Provided data:
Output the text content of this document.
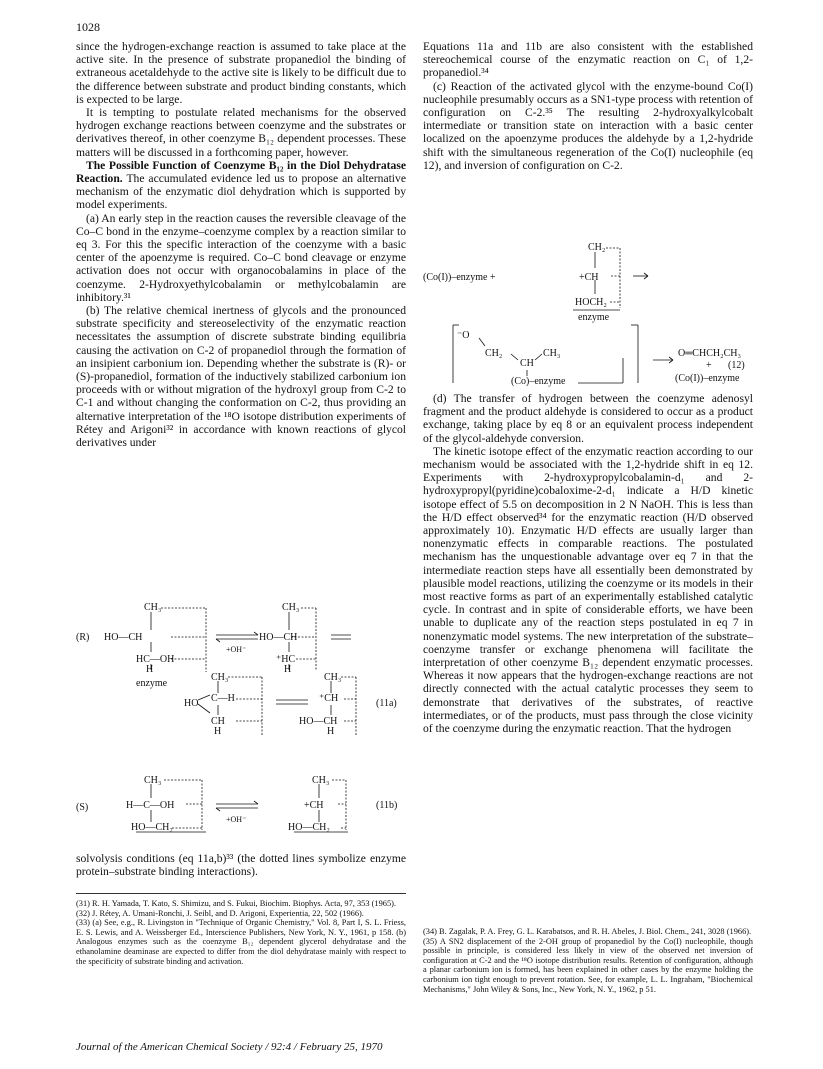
1028

since the hydrogen-exchange reaction is assumed to take place at the active site. In the presence of substrate propanediol the binding of extraneous acetaldehyde to the active site is likely to be difficult due to the difference between substrate and product binding constants, which is expected to be large.

It is tempting to postulate related mechanisms for the observed hydrogen exchange reactions between coenzyme and the substrates or derivatives thereof, in other coenzyme B₁₂ dependent processes. These matters will be discussed in a forthcoming paper, however.

The Possible Function of Coenzyme B₁₂ in the Diol Dehydratase Reaction. The accumulated evidence led us to propose an alternative mechanism of the enzymatic diol dehydration which is supported by model experiments.

(a) An early step in the reaction causes the reversible cleavage of the Co–C bond in the enzyme–coenzyme complex by a reaction similar to eq 3. For this the specific interaction of the coenzyme with a basic center of the apoenzyme is required. Co–C bond cleavage or enzyme activation does not occur with organocobalamins in place of the coenzyme. 2-Hydroxyethylcobalamin or methylcobalamin are inhibitory.³¹

(b) The relative chemical inertness of glycols and the pronounced substrate specificity and stereoselectivity of the enzymatic reaction necessitates the assumption of discrete substrate binding equilibria causing the activation on C-2 of propanediol through the formation of an insipient carbonium ion. Depending whether the substrate is (R)- or (S)-propanediol, formation of the inductively stabilized carbonium ion proceeds with or without migration of the hydroxyl group from C-2 to C-1 and without changing the conformation on C-2, thus providing an alternative interpretation of the ¹⁸O isotope distribution experiments of Rétey and Arigoni³² in accordance with known reactions of glycol derivatives under

(R)
CH₃
HO—CH
HC—OH
H
enzyme
+OH⁻
CH₃
HO—CH
⁺HC
H
CH₃
C—H
HO
CH
H
CH₃
⁺CH
HO—CH
H
(11a)
(S)
CH₃
H—C—OH
HO—CH₂
+OH⁻
CH₃
+CH
HO—CH₂
(11b)

solvolysis conditions (eq 11a,b)³³ (the dotted lines symbolize enzyme protein–substrate binding interactions).

Equations 11a and 11b are also consistent with the established stereochemical course of the enzymatic reaction on C₁ of 1,2-propanediol.³⁴

(c) Reaction of the activated glycol with the enzyme-bound Co(I) nucleophile presumably occurs as a SN1-type process with retention of configuration on C-2.³⁵ The resulting 2-hydroxyalkylcobalt intermediate or transition state on interaction with a basic center localized on the apoenzyme produces the aldehyde by a 1,2-hydride shift with the simultaneous regeneration of the Co(I) nucleophile (eq 12), and inversion of configuration on C-2.

(Co(I))–enzyme +
CH₂
+CH
HOCH₂
enzyme
⁻O
CH₂	CH₃
CH
(Co)–enzyme
O═CHCH₂CH₃
+
(Co(I))–enzyme
(12)

(d) The transfer of hydrogen between the coenzyme adenosyl fragment and the product aldehyde is considered to occur as a product exchange, taking place by eq 8 or an equivalent process independent of the glycol-aldehyde conversion.

The kinetic isotope effect of the enzymatic reaction according to our mechanism would be associated with the 1,2-hydride shift in eq 12. Experiments with 2-hydroxypropylcobalamin-d₁ and 2-hydroxypropyl(pyridine)cobaloxime-2-d₁ indicate a H/D kinetic isotope effect of 5.5 on decomposition in 2 N NaOH. This is less than the H/D effect observed³⁴ for the enzymatic reaction (H/D observed approximately 10). Enzymatic H/D effects are usually larger than nonenzymatic effects in comparable reactions. The postulated mechanism has the unquestionable advantage over eq 7 in that the intermediate reaction steps have all essentially been demonstrated by plausible model reactions, utilizing the coenzyme or its models in their most reactive forms as part of an experimentally established catalytic cycle. In contrast and in spite of considerable efforts, we have been unable to duplicate any of the reaction steps postulated in eq 7 in nonenzymatic model systems. The new interpretation of the substrate–coenzyme transfer or exchange phenomena will facilitate the interpretation of other coenzyme B₁₂ dependent enzymatic processes. Whereas it now appears that the hydrogen-exchange reactions are not directly connected with the actual catalytic processes they seem to demonstrate that derivatives of the substrates, of reactive intermediates, or of the products, must pass through the close vicinity of the coenzyme during the enzymatic reaction. That the hydrogen

(31) R. H. Yamada, T. Kato, S. Shimizu, and S. Fukui, Biochim. Biophys. Acta, 97, 353 (1965).
(32) J. Rétey, A. Umani-Ronchi, J. Seibl, and D. Arigoni, Experientia, 22, 502 (1966).
(33) (a) See, e.g., R. Livingston in "Technique of Organic Chemistry," Vol. 8, Part I, S. L. Friess, E. S. Lewis, and A. Weissberger Ed., Interscience Publishers, New York, N. Y., 1961, p 158. (b) Analogous enzymes such as the coenzyme B₁₂ dependent glycerol dehydratase and the ethanolamine deaminase are expected to differ from the diol dehydratase mainly with respect to the specificity of substrate binding and activation.
(34) B. Zagalak, P. A. Frey, G. L. Karabatsos, and R. H. Abeles, J. Biol. Chem., 241, 3028 (1966).
(35) A SN2 displacement of the 2-OH group of propanediol by the Co(I) nucleophile, though possible in principle, is considered less likely in view of the observed net inversion of configuration at C-2 and the ¹⁸O isotope distribution results. Retention of configuration, although a planar carbonium ion is formed, has been explained in other cases by the enzyme holding the carbonium ion tight enough to prevent rotation. See, for example, L. L. Ingraham, "Biochemical Mechanisms," John Wiley & Sons, Inc., New York, N. Y., 1962, p 51.
Journal of the American Chemical Society / 92:4 / February 25, 1970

Brief: When a line of the records includes "which", that line belongs in the answer.

Output of the task:
since the hydrogen-exchange reaction is assumed to take place at the active site. In the presence of substrate propanediol the binding of extraneous acetaldehyde to the active site is likely to be difficult due to the difference between substrate and product binding constants, which is expected to be large.
The Possible Function of Coenzyme B₁₂ in the Diol Dehydratase Reaction. The accumulated evidence led us to propose an alternative mechanism of the enzymatic diol dehydration which is supported by model experiments.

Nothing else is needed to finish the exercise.